▸ **Task instructions**
Copy every line of the data below word for word, leaving out the pictures.

▸ **Raw records**

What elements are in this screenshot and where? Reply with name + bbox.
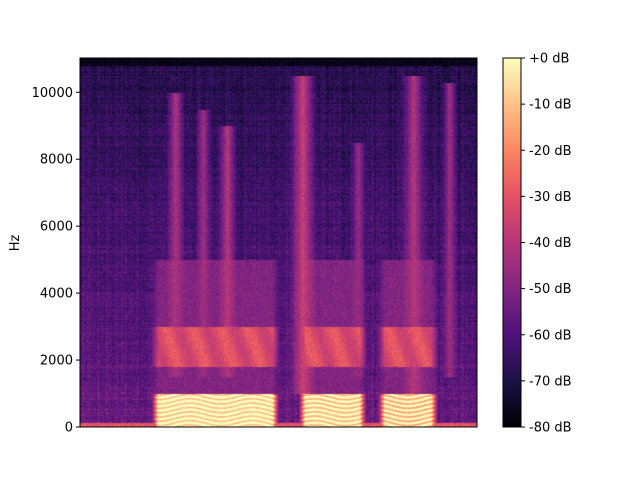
colorbar-tick-label: -10 dB — [529, 98, 572, 113]
y-tick-label: 8000 — [40, 153, 73, 168]
colorbar-tick-label: +0 dB — [529, 52, 569, 67]
colorbar-tick-label: -50 dB — [529, 282, 572, 297]
colorbar-tick-label: -30 dB — [529, 190, 572, 205]
colorbar-tick-label: -70 dB — [529, 374, 572, 389]
colorbar-tick-label: -80 dB — [529, 421, 572, 436]
spectrogram-heatmap — [80, 58, 477, 427]
colorbar-tick-label: -40 dB — [529, 236, 572, 251]
spectrogram-plot — [80, 58, 477, 427]
plot-frame — [79, 57, 478, 428]
y-tick-label: 6000 — [40, 220, 73, 235]
colorbar-tick-label: -20 dB — [529, 144, 572, 159]
colorbar-axis: +0 dB -10 dB -20 dB -30 dB -40 dB -50 dB -60 d… — [521, 52, 572, 436]
colorbar — [502, 57, 522, 428]
y-axis: 0 2000 4000 6000 8000 10000 — [32, 86, 80, 436]
colorbar-tick-label: -60 dB — [529, 328, 572, 343]
y-tick-label: 10000 — [32, 86, 73, 101]
y-tick-label: 2000 — [40, 354, 73, 369]
y-tick-label: 4000 — [40, 287, 73, 302]
y-tick-label: 0 — [65, 421, 73, 436]
y-axis-label: Hz — [8, 235, 23, 252]
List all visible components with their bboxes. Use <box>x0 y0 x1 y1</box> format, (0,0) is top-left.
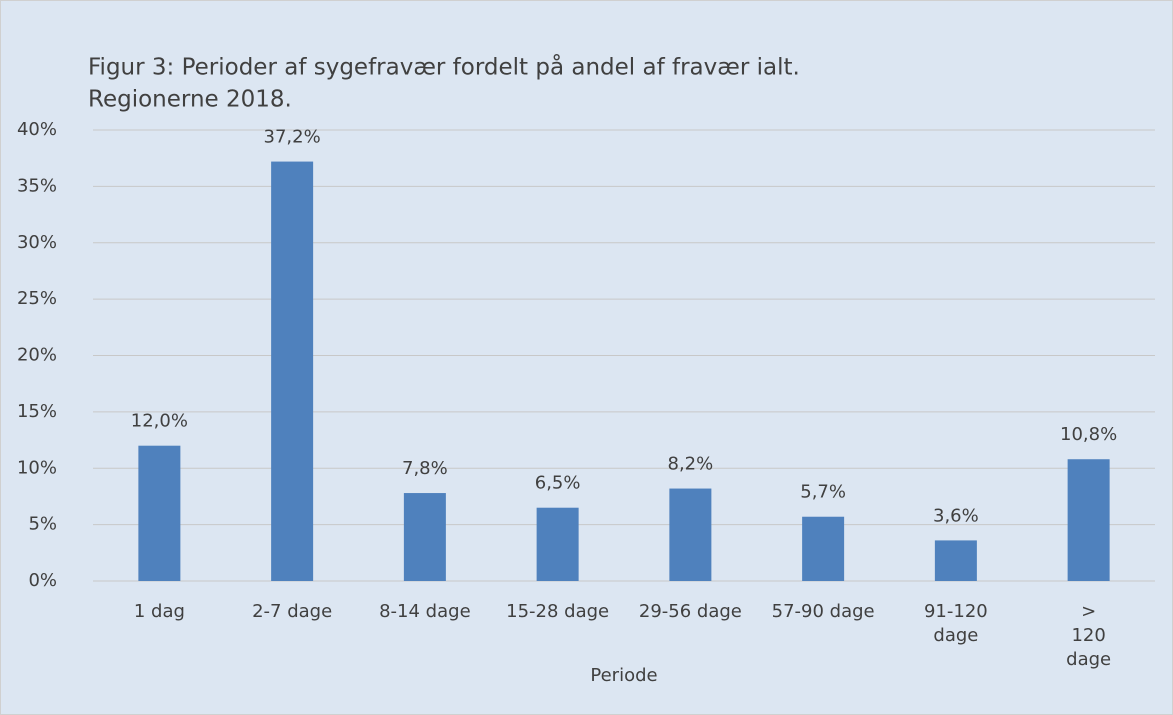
data-label: 12,0% <box>131 411 188 432</box>
bar <box>403 493 446 581</box>
x-tick-label: 29-56 dage <box>639 601 742 622</box>
x-tick-label: >120 dage <box>1066 601 1111 670</box>
bar <box>934 540 977 581</box>
y-tick-label: 10% <box>17 457 57 478</box>
data-label: 5,7% <box>800 482 846 503</box>
data-label: 3,6% <box>933 505 979 526</box>
x-tick-label: 8-14 dage <box>379 601 471 622</box>
data-label: 37,2% <box>264 127 321 148</box>
data-label: 8,2% <box>668 454 714 475</box>
y-tick-label: 0% <box>28 570 57 591</box>
y-tick-label: 25% <box>17 288 57 309</box>
x-tick-label: 2-7 dage <box>252 601 332 622</box>
chart-title: Regionerne 2018. <box>88 87 292 113</box>
x-tick-label: 57-90 dage <box>772 601 875 622</box>
bar <box>669 488 712 581</box>
data-label: 7,8% <box>402 458 448 479</box>
x-axis-title: Periode <box>590 665 657 686</box>
data-label: 10,8% <box>1060 424 1117 445</box>
bar <box>271 161 314 581</box>
y-tick-label: 30% <box>17 232 57 253</box>
bar <box>536 507 579 581</box>
y-tick-label: 40% <box>17 119 57 140</box>
x-tick-label: 15-28 dage <box>506 601 609 622</box>
data-label: 6,5% <box>535 473 581 494</box>
chart-title: Figur 3: Perioder af sygefravær fordelt … <box>88 53 800 81</box>
y-tick-label: 5% <box>28 514 57 535</box>
y-tick-label: 20% <box>17 345 57 366</box>
x-tick-label: 91-120 dage <box>924 601 988 646</box>
bar <box>138 445 181 581</box>
y-tick-label: 15% <box>17 401 57 422</box>
bar <box>1067 459 1110 581</box>
x-tick-label: 1 dag <box>134 601 185 622</box>
bar <box>802 516 845 581</box>
y-tick-label: 35% <box>17 175 57 196</box>
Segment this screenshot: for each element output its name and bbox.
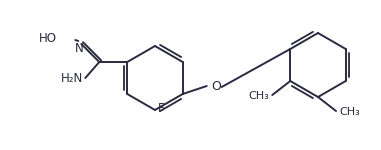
Text: N: N bbox=[75, 42, 84, 55]
Text: H₂N: H₂N bbox=[61, 72, 83, 86]
Text: CH₃: CH₃ bbox=[339, 107, 360, 117]
Text: F: F bbox=[158, 102, 165, 116]
Text: CH₃: CH₃ bbox=[248, 91, 269, 101]
Text: HO: HO bbox=[39, 32, 57, 45]
Text: O: O bbox=[212, 81, 222, 93]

▸ **The response**
What elements are in this screenshot and where? Reply with name + bbox.
colorbar-tick-label: -10 dB — [529, 98, 572, 113]
y-tick-label: 8000 — [40, 153, 73, 168]
colorbar-tick-label: +0 dB — [529, 52, 569, 67]
colorbar-tick-label: -50 dB — [529, 282, 572, 297]
colorbar-tick-label: -30 dB — [529, 190, 572, 205]
colorbar-tick-label: -70 dB — [529, 374, 572, 389]
colorbar-tick-label: -80 dB — [529, 421, 572, 436]
spectrogram-heatmap — [80, 58, 477, 427]
colorbar-tick-label: -40 dB — [529, 236, 572, 251]
spectrogram-plot — [80, 58, 477, 427]
plot-frame — [79, 57, 478, 428]
y-tick-label: 6000 — [40, 220, 73, 235]
colorbar-tick-label: -20 dB — [529, 144, 572, 159]
colorbar-axis: +0 dB -10 dB -20 dB -30 dB -40 dB -50 dB -60 d… — [521, 52, 572, 436]
colorbar — [502, 57, 522, 428]
y-axis: 0 2000 4000 6000 8000 10000 — [32, 86, 80, 436]
colorbar-tick-label: -60 dB — [529, 328, 572, 343]
y-tick-label: 10000 — [32, 86, 73, 101]
y-tick-label: 2000 — [40, 354, 73, 369]
y-tick-label: 4000 — [40, 287, 73, 302]
y-tick-label: 0 — [65, 421, 73, 436]
y-axis-label: Hz — [8, 235, 23, 252]
List all visible components with their bboxes. Use <box>x0 y0 x1 y1</box> format, (0,0) is top-left.
data-label: 12,0% <box>131 411 188 432</box>
bar <box>403 493 446 581</box>
x-tick-label: 29-56 dage <box>639 601 742 622</box>
x-tick-label: >120 dage <box>1066 601 1111 670</box>
bar <box>934 540 977 581</box>
y-tick-label: 10% <box>17 457 57 478</box>
data-label: 5,7% <box>800 482 846 503</box>
data-label: 3,6% <box>933 505 979 526</box>
x-tick-label: 8-14 dage <box>379 601 471 622</box>
data-label: 37,2% <box>264 127 321 148</box>
data-label: 8,2% <box>668 454 714 475</box>
y-tick-label: 0% <box>28 570 57 591</box>
y-tick-label: 25% <box>17 288 57 309</box>
x-tick-label: 2-7 dage <box>252 601 332 622</box>
chart-title: Regionerne 2018. <box>88 87 292 113</box>
x-tick-label: 57-90 dage <box>772 601 875 622</box>
bar <box>669 488 712 581</box>
data-label: 7,8% <box>402 458 448 479</box>
x-axis-title: Periode <box>590 665 657 686</box>
data-label: 10,8% <box>1060 424 1117 445</box>
bar <box>271 161 314 581</box>
y-tick-label: 30% <box>17 232 57 253</box>
bar <box>536 507 579 581</box>
y-tick-label: 40% <box>17 119 57 140</box>
x-tick-label: 15-28 dage <box>506 601 609 622</box>
data-label: 6,5% <box>535 473 581 494</box>
chart-title: Figur 3: Perioder af sygefravær fordelt … <box>88 53 800 81</box>
y-tick-label: 5% <box>28 514 57 535</box>
y-tick-label: 20% <box>17 345 57 366</box>
x-tick-label: 91-120 dage <box>924 601 988 646</box>
bar <box>138 445 181 581</box>
y-tick-label: 15% <box>17 401 57 422</box>
bar <box>1067 459 1110 581</box>
x-tick-label: 1 dag <box>134 601 185 622</box>
bar <box>802 516 845 581</box>
y-tick-label: 35% <box>17 175 57 196</box>
Segment this screenshot: for each element output its name and bbox.
Text: N: N bbox=[75, 42, 84, 55]
Text: H₂N: H₂N bbox=[61, 72, 83, 86]
Text: CH₃: CH₃ bbox=[339, 107, 360, 117]
Text: F: F bbox=[158, 102, 165, 116]
Text: CH₃: CH₃ bbox=[248, 91, 269, 101]
Text: HO: HO bbox=[39, 32, 57, 45]
Text: O: O bbox=[212, 81, 222, 93]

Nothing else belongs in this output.